Stated problem 1. From the listing, take everything from the line containing "table-row[interactable]: 8 @ITLAB_DG_PY_3" down to the line containing "load-cell[interactable] <box>748 464". Write those lines out again with "PASSIVE" switched to "IDLE" and nothing else changed.

Text section.
The process of creating Wills is largely similar from state to state, but there are some regulatory complexities and nuances to be aware of. Thanks to technology, the process is becoming easier and more accessible. If you plan to make an online Will in Texas, make sure to satisfy the specific requirements set forth by state law in order for your Will to be valid. By doing so, you’ll have peace of mind knowing that your loved ones are protected, and that important matters won’t be left up to chance. This guide provides an overview of what you need to know about making a Will online in the Lone Star State.
What You Need to Know About Making a Will Online in Texas
The process of creating a valid Will in Texas is determined by state statutes. The laws regarding the execution of a Will can be found in the Texas Estates Code.
An online Will can be valid in Texas so long as the above legal requirements are satisfied. Trust & Will breaks down these legal requirements over the next several sections by answering some frequently asked questions on the topic.
How Much Does a Will Cost in Texas?

Records provided.
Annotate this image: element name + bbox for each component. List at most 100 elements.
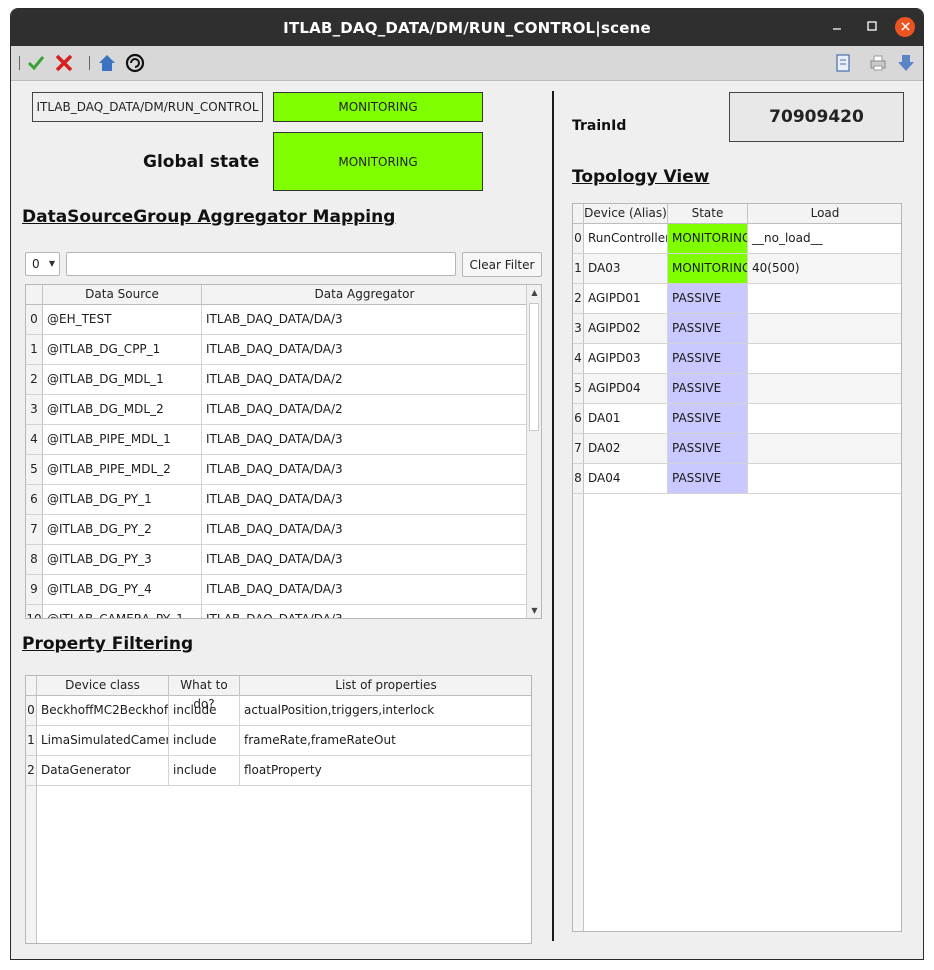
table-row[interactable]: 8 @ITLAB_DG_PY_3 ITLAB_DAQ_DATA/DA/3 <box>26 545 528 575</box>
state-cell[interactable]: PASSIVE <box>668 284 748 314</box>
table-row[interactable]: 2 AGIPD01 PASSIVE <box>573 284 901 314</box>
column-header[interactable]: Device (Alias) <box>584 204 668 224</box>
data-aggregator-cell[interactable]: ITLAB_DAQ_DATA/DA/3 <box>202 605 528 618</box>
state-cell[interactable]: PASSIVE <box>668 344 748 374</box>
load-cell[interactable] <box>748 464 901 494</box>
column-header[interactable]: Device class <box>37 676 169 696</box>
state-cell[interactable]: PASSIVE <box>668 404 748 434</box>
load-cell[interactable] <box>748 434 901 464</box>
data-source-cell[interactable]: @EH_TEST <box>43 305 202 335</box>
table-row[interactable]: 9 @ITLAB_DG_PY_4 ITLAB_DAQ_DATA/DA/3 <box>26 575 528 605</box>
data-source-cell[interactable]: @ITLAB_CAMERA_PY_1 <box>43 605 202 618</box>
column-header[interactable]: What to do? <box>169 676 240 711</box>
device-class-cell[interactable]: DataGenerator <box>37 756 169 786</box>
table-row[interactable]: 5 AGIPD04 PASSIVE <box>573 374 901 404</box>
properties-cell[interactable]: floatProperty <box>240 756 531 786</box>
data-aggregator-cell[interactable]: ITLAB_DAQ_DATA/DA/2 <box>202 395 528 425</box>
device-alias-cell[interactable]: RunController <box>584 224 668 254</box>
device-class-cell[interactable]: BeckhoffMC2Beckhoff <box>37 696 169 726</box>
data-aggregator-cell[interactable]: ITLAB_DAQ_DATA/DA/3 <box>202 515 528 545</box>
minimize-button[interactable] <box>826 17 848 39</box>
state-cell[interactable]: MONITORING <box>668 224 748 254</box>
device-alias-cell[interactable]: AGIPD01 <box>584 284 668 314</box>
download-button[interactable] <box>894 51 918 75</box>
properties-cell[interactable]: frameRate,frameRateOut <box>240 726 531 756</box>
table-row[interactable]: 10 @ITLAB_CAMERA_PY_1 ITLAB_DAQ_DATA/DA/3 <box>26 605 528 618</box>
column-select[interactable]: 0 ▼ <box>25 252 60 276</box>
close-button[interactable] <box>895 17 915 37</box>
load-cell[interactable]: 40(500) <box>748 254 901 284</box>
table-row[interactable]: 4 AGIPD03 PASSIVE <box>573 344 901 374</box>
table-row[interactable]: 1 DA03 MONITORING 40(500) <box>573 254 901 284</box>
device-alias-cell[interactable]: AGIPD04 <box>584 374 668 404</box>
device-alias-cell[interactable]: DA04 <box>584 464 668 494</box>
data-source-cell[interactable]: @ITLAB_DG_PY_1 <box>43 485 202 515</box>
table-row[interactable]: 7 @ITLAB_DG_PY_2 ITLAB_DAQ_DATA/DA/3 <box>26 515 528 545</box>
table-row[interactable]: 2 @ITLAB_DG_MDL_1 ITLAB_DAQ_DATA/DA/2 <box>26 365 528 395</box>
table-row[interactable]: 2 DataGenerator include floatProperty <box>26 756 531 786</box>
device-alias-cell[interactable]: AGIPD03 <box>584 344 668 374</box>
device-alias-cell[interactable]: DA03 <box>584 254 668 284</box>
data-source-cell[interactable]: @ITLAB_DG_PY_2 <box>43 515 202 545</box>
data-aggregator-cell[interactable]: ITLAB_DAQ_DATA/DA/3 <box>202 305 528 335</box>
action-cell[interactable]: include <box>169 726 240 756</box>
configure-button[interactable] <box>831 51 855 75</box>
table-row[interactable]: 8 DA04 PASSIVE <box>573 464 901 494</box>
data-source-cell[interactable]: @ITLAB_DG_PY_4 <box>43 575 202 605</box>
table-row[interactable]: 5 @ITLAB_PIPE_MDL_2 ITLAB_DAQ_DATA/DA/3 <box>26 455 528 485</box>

Stated problem 2. Set down the text on making an online Will in Texas again in full, word for word.

Complete response 1.
table-row[interactable]: 8 @ITLAB_DG_PY_3 ITLAB_DAQ_DATA/DA/3 <box>26 545 528 575</box>
state-cell[interactable]: IDLE <box>668 284 748 314</box>
table-row[interactable]: 2 AGIPD01 IDLE <box>573 284 901 314</box>
column-header[interactable]: Device (Alias) <box>584 204 668 224</box>
data-aggregator-cell[interactable]: ITLAB_DAQ_DATA/DA/3 <box>202 605 528 618</box>
state-cell[interactable]: IDLE <box>668 344 748 374</box>
load-cell[interactable] <box>748 464 901 494</box>

Complete response 2.
The process of creating Wills is largely similar from state to state, but there are some regulatory complexities and nuances to be aware of. Thanks to technology, the process is becoming easier and more accessible. If you plan to make an online Will in Texas, make sure to satisfy the specific requirements set forth by state law in order for your Will to be valid. By doing so, you’ll have peace of mind knowing that your loved ones are protected, and that important matters won’t be left up to chance. This guide provides an overview of what you need to know about making a Will online in the Lone Star State.
What You Need to Know About Making a Will Online in Texas
The process of creating a valid Will in Texas is determined by state statutes. The laws regarding the execution of a Will can be found in the Texas Estates Code.
An online Will can be valid in Texas so long as the above legal requirements are satisfied. Trust & Will breaks down these legal requirements over the next several sections by answering some frequently asked questions on the topic.
How Much Does a Will Cost in Texas?